= YOUR INSTRUCTIONS =
Would you retype all of these records exactly?

= Stored data entries =
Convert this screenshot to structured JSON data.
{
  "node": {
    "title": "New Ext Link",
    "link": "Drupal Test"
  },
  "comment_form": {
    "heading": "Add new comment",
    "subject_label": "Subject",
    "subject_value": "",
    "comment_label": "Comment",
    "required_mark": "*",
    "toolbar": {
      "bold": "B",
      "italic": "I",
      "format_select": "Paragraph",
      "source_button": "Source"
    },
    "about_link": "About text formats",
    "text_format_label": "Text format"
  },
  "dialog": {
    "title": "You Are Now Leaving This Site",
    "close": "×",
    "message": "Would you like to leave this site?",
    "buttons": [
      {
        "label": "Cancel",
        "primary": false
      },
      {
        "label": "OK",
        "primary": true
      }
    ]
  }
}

= FULL ANSWER =
Convert this screenshot to structured JSON data.
{
  "node": {
    "title": "New Ext Link",
    "link": "Drupal Test"
  },
  "comment_form": {
    "heading": "Add new comment",
    "subject_label": "Subject",
    "subject_value": "",
    "comment_label": "Comment",
    "required_mark": "*",
    "toolbar": {
      "bold": "B",
      "italic": "I",
      "format_select": "Paragraph",
      "source_button": "Source"
    },
    "about_link": "About text formats",
    "text_format_label": "Text format"
  },
  "dialog": {
    "title": "You Are Now Leaving This Site",
    "close": "×",
    "message": "Would you like to leave this site?",
    "buttons": [
      {
        "label": "Cancel",
        "primary": false
      },
      {
        "label": "OK",
        "primary": true
      }
    ]
  }
}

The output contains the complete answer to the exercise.